Exercise: Repeat the listing in full, word for word.

• • • • • • •

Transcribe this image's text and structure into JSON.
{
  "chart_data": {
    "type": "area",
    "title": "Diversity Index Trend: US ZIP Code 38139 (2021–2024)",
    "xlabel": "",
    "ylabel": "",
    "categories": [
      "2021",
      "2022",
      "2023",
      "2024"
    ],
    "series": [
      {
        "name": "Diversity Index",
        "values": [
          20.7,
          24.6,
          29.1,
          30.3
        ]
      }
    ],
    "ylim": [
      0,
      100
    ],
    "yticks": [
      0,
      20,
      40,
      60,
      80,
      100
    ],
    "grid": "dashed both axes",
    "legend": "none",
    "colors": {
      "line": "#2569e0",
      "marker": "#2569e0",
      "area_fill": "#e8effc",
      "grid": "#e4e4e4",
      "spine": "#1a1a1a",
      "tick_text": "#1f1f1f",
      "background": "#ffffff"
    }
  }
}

• • • • • • •

Task result:
Transcribe this image's text and structure into JSON.
{
  "chart_data": {
    "type": "area",
    "title": "Diversity Index Trend: US ZIP Code 38139 (2021–2024)",
    "xlabel": "",
    "ylabel": "",
    "categories": [
      "2021",
      "2022",
      "2023",
      "2024"
    ],
    "series": [
      {
        "name": "Diversity Index",
        "values": [
          20.7,
          24.6,
          29.1,
          30.3
        ]
      }
    ],
    "ylim": [
      0,
      100
    ],
    "yticks": [
      0,
      20,
      40,
      60,
      80,
      100
    ],
    "grid": "dashed both axes",
    "legend": "none",
    "colors": {
      "line": "#2569e0",
      "marker": "#2569e0",
      "area_fill": "#e8effc",
      "grid": "#e4e4e4",
      "spine": "#1a1a1a",
      "tick_text": "#1f1f1f",
      "background": "#ffffff"
    }
  }
}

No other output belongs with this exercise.